--- Records to use ---
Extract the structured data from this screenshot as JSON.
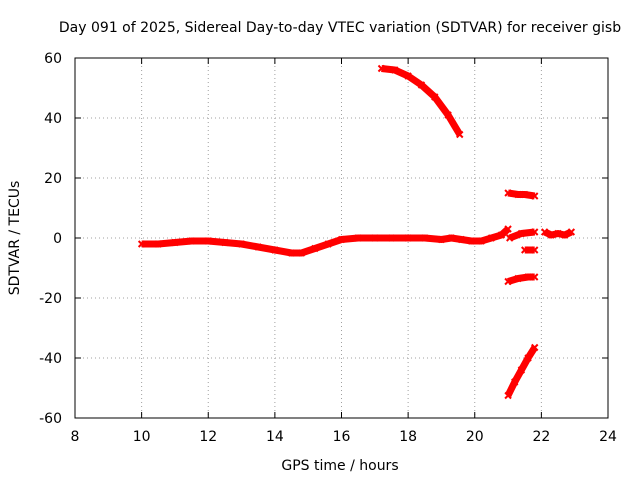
{
  "chart_data": {
    "type": "scatter",
    "title": "Day 091 of 2025, Sidereal Day-to-day VTEC variation (SDTVAR) for receiver gisb",
    "xlabel": "GPS time / hours",
    "ylabel": "SDTVAR / TECUs",
    "xlim": [
      8,
      24
    ],
    "ylim": [
      -60,
      60
    ],
    "xticks": [
      8,
      10,
      12,
      14,
      16,
      18,
      20,
      22,
      24
    ],
    "yticks": [
      -60,
      -40,
      -20,
      0,
      20,
      40,
      60
    ],
    "grid": true,
    "series_color": "#ff0000",
    "series": [
      {
        "name": "main trace",
        "x": [
          10.0,
          10.5,
          11.0,
          11.5,
          12.0,
          12.5,
          13.0,
          13.5,
          14.0,
          14.5,
          14.8,
          15.2,
          15.6,
          16.0,
          16.5,
          17.0,
          17.5,
          18.0,
          18.5,
          19.0,
          19.3,
          19.6,
          19.9,
          20.2,
          20.5,
          20.8,
          21.0
        ],
        "y": [
          -2,
          -2,
          -1.5,
          -1,
          -1,
          -1.5,
          -2,
          -3,
          -4,
          -5,
          -5,
          -3.5,
          -2,
          -0.5,
          0,
          0,
          0,
          0,
          0,
          -0.5,
          0,
          -0.5,
          -1,
          -1,
          0,
          1,
          3
        ]
      },
      {
        "name": "upper descending arc",
        "x": [
          17.2,
          17.6,
          18.0,
          18.4,
          18.8,
          19.2,
          19.55
        ],
        "y": [
          56.5,
          56,
          54,
          51,
          47,
          41,
          34.5
        ]
      },
      {
        "name": "upper segment 21-22h",
        "x": [
          21.0,
          21.3,
          21.5,
          21.8
        ],
        "y": [
          15,
          14.5,
          14.5,
          14
        ]
      },
      {
        "name": "middle segments 21-22h",
        "x": [
          21.05,
          21.4,
          21.8
        ],
        "y": [
          0,
          1.5,
          2
        ]
      },
      {
        "name": "small segment near -4",
        "x": [
          21.5,
          21.8
        ],
        "y": [
          -4,
          -4
        ]
      },
      {
        "name": "lower segment near -14",
        "x": [
          21.0,
          21.3,
          21.6,
          21.8
        ],
        "y": [
          -14.5,
          -13.5,
          -13,
          -13
        ]
      },
      {
        "name": "lower ascending arc",
        "x": [
          21.0,
          21.2,
          21.4,
          21.6,
          21.8
        ],
        "y": [
          -52.5,
          -48,
          -44,
          -40,
          -36.5
        ]
      },
      {
        "name": "late cluster",
        "x": [
          22.1,
          22.3,
          22.5,
          22.7,
          22.9
        ],
        "y": [
          2,
          1,
          1.5,
          1,
          2
        ]
      }
    ]
  }
}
---
Retype all entries exactly as they appear, dropping the images.

Extract the structured data from this screenshot as JSON.
{
  "chart_data": {
    "type": "scatter",
    "title": "Day 091 of 2025, Sidereal Day-to-day VTEC variation (SDTVAR) for receiver gisb",
    "xlabel": "GPS time / hours",
    "ylabel": "SDTVAR / TECUs",
    "xlim": [
      8,
      24
    ],
    "ylim": [
      -60,
      60
    ],
    "xticks": [
      8,
      10,
      12,
      14,
      16,
      18,
      20,
      22,
      24
    ],
    "yticks": [
      -60,
      -40,
      -20,
      0,
      20,
      40,
      60
    ],
    "grid": true,
    "series_color": "#ff0000",
    "series": [
      {
        "name": "main trace",
        "x": [
          10.0,
          10.5,
          11.0,
          11.5,
          12.0,
          12.5,
          13.0,
          13.5,
          14.0,
          14.5,
          14.8,
          15.2,
          15.6,
          16.0,
          16.5,
          17.0,
          17.5,
          18.0,
          18.5,
          19.0,
          19.3,
          19.6,
          19.9,
          20.2,
          20.5,
          20.8,
          21.0
        ],
        "y": [
          -2,
          -2,
          -1.5,
          -1,
          -1,
          -1.5,
          -2,
          -3,
          -4,
          -5,
          -5,
          -3.5,
          -2,
          -0.5,
          0,
          0,
          0,
          0,
          0,
          -0.5,
          0,
          -0.5,
          -1,
          -1,
          0,
          1,
          3
        ]
      },
      {
        "name": "upper descending arc",
        "x": [
          17.2,
          17.6,
          18.0,
          18.4,
          18.8,
          19.2,
          19.55
        ],
        "y": [
          56.5,
          56,
          54,
          51,
          47,
          41,
          34.5
        ]
      },
      {
        "name": "upper segment 21-22h",
        "x": [
          21.0,
          21.3,
          21.5,
          21.8
        ],
        "y": [
          15,
          14.5,
          14.5,
          14
        ]
      },
      {
        "name": "middle segments 21-22h",
        "x": [
          21.05,
          21.4,
          21.8
        ],
        "y": [
          0,
          1.5,
          2
        ]
      },
      {
        "name": "small segment near -4",
        "x": [
          21.5,
          21.8
        ],
        "y": [
          -4,
          -4
        ]
      },
      {
        "name": "lower segment near -14",
        "x": [
          21.0,
          21.3,
          21.6,
          21.8
        ],
        "y": [
          -14.5,
          -13.5,
          -13,
          -13
        ]
      },
      {
        "name": "lower ascending arc",
        "x": [
          21.0,
          21.2,
          21.4,
          21.6,
          21.8
        ],
        "y": [
          -52.5,
          -48,
          -44,
          -40,
          -36.5
        ]
      },
      {
        "name": "late cluster",
        "x": [
          22.1,
          22.3,
          22.5,
          22.7,
          22.9
        ],
        "y": [
          2,
          1,
          1.5,
          1,
          2
        ]
      }
    ]
  }
}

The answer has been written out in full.